**DIRECTIVE**
From the entries below, pull out each line where "دریافت" appears.

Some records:
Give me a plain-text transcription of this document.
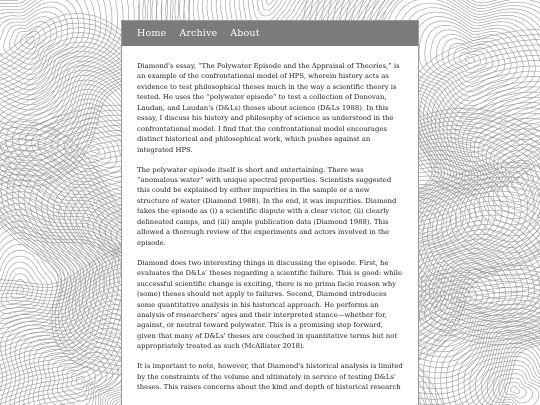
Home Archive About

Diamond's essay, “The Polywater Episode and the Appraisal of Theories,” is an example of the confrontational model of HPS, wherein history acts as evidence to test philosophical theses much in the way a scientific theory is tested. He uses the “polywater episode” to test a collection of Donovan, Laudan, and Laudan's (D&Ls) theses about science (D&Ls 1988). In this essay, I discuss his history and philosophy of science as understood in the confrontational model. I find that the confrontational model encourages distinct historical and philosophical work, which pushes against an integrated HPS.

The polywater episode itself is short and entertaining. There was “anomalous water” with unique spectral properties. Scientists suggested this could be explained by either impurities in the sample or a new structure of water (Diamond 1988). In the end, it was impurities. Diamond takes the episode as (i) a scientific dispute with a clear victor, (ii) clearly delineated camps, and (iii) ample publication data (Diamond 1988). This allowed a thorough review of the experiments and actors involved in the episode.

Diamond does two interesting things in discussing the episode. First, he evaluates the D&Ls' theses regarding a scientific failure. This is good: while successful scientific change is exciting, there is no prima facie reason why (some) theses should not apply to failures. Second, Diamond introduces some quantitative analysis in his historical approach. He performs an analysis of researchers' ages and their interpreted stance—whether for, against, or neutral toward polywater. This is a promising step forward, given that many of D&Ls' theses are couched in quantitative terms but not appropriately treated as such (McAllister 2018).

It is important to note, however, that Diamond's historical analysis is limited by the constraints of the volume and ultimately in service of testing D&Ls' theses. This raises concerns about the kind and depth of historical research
==
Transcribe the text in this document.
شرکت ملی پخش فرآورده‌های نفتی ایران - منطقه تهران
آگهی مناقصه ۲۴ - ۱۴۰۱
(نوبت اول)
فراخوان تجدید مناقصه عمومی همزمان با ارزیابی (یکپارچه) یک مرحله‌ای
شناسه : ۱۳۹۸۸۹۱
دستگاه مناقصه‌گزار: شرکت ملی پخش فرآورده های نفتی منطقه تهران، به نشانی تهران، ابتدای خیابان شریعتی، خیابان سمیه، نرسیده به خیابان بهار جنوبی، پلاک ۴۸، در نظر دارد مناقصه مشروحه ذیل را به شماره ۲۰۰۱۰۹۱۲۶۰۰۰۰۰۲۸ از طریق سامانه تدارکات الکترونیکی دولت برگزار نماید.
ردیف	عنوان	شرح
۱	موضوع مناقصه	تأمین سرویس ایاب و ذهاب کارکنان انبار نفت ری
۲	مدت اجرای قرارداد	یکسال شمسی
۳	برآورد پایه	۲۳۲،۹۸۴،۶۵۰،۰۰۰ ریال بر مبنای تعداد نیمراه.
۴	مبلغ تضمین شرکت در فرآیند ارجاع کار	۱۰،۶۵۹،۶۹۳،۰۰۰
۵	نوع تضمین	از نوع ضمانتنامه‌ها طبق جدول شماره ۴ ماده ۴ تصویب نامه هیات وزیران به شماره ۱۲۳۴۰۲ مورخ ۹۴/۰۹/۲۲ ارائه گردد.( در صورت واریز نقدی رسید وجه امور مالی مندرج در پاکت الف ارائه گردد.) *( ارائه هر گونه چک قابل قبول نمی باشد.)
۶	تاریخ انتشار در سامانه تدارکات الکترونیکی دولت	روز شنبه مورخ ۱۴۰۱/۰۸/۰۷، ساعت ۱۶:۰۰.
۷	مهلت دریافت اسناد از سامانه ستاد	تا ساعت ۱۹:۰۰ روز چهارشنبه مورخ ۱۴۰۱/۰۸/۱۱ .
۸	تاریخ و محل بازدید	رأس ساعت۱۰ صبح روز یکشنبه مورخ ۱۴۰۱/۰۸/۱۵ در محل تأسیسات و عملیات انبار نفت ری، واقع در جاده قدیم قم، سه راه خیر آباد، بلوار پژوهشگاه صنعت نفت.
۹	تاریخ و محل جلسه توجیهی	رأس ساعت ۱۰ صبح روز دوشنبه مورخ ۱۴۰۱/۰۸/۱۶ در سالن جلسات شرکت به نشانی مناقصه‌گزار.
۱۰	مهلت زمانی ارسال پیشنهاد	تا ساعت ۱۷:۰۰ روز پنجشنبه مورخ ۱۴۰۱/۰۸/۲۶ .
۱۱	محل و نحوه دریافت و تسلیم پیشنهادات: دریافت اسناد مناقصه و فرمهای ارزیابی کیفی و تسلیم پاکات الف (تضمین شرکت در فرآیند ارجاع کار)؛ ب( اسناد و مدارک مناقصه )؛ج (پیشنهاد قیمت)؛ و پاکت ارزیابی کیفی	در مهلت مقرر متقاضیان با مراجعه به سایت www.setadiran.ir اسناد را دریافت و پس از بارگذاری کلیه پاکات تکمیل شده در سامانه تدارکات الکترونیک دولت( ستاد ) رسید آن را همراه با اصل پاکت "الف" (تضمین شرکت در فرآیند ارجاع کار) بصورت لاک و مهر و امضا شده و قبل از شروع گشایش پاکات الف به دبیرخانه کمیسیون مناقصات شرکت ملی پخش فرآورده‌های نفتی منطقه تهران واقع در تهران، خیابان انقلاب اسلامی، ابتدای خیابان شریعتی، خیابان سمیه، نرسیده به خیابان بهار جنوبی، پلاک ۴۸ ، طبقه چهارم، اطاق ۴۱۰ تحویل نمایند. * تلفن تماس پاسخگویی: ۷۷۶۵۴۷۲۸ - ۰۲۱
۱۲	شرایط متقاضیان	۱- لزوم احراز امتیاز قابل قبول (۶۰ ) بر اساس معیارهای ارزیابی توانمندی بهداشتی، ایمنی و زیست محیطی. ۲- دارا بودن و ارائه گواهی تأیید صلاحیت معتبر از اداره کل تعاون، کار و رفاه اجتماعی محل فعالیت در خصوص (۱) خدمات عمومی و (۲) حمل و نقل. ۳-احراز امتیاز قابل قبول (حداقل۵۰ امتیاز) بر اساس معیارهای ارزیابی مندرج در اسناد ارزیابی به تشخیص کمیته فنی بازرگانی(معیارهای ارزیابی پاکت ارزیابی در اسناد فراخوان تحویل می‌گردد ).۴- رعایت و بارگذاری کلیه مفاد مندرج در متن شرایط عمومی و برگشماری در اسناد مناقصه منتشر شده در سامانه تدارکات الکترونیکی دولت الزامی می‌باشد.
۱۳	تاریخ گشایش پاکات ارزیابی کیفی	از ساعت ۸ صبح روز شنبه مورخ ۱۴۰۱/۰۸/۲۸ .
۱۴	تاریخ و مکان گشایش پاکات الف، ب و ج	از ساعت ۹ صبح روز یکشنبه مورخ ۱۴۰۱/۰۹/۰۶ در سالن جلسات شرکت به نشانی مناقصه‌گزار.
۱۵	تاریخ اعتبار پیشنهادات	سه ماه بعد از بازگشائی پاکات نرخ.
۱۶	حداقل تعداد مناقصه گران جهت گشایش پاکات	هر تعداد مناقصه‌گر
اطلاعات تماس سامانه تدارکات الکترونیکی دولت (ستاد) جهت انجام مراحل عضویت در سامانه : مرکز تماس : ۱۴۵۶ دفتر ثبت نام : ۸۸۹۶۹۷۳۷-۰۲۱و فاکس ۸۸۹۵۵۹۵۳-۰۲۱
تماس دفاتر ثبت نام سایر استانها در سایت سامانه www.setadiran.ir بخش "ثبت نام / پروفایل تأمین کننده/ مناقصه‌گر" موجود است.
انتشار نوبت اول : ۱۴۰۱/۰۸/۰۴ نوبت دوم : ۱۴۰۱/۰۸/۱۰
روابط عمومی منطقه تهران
---
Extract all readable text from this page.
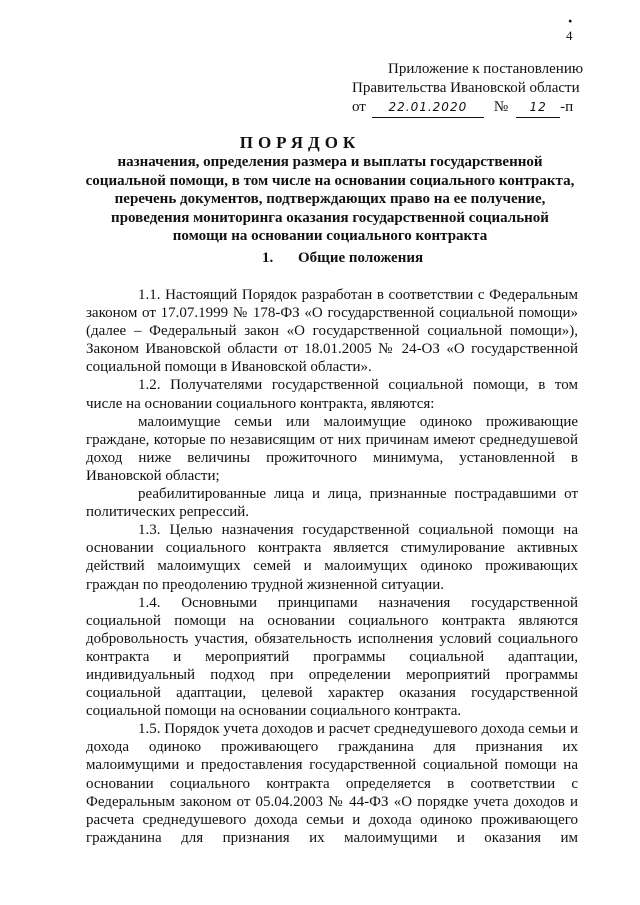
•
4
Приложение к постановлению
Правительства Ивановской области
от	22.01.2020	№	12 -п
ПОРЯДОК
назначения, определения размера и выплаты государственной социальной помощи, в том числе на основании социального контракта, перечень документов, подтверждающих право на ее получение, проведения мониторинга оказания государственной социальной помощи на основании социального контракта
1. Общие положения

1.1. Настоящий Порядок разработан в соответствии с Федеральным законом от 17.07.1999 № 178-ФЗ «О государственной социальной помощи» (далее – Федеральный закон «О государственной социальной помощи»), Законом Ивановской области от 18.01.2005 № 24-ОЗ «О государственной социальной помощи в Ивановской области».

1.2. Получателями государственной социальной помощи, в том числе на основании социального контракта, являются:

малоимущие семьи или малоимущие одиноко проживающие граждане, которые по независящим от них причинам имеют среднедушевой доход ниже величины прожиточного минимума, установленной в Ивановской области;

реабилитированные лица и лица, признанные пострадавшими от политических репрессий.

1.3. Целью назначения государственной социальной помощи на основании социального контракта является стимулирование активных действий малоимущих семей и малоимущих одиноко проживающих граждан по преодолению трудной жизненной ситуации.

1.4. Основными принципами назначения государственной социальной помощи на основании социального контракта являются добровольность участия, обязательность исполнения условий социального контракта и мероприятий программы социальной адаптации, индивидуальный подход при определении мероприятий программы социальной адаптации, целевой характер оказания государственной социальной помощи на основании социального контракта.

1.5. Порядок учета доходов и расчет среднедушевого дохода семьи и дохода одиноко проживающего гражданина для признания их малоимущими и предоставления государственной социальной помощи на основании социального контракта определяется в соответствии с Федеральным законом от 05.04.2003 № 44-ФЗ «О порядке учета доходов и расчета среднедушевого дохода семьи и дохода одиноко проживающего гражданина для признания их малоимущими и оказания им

**SOLUTION TO THIS PROBLEM**
۷	مهلت دریافت اسناد از سامانه ستاد	تا ساعت ۱۹:۰۰ روز چهارشنبه مورخ ۱۴۰۱/۰۸/۱۱ .
۱۱	محل و نحوه دریافت و تسلیم پیشنهادات: دریافت اسناد مناقصه و فرمهای ارزیابی کیفی و تسلیم پاکات الف (تضمین شرکت در فرآیند ارجاع کار)؛ ب( اسناد و مدارک مناقصه )؛ج (پیشنهاد قیمت)؛ و پاکت ارزیابی کیفی	در مهلت مقرر متقاضیان با مراجعه به سایت www.setadiran.ir اسناد را دریافت و پس از بارگذاری کلیه پاکات تکمیل شده در سامانه تدارکات الکترونیک دولت( ستاد ) رسید آن را همراه با اصل پاکت "الف" (تضمین شرکت در فرآیند ارجاع کار) بصورت لاک و مهر و امضا شده و قبل از شروع گشایش پاکات الف به دبیرخانه کمیسیون مناقصات شرکت ملی پخش فرآورده‌های نفتی منطقه تهران واقع در تهران، خیابان انقلاب اسلامی، ابتدای خیابان شریعتی، خیابان سمیه، نرسیده به خیابان بهار جنوبی، پلاک ۴۸ ، طبقه چهارم، اطاق ۴۱۰ تحویل نمایند. * تلفن تماس پاسخگویی: ۷۷۶۵۴۷۲۸ - ۰۲۱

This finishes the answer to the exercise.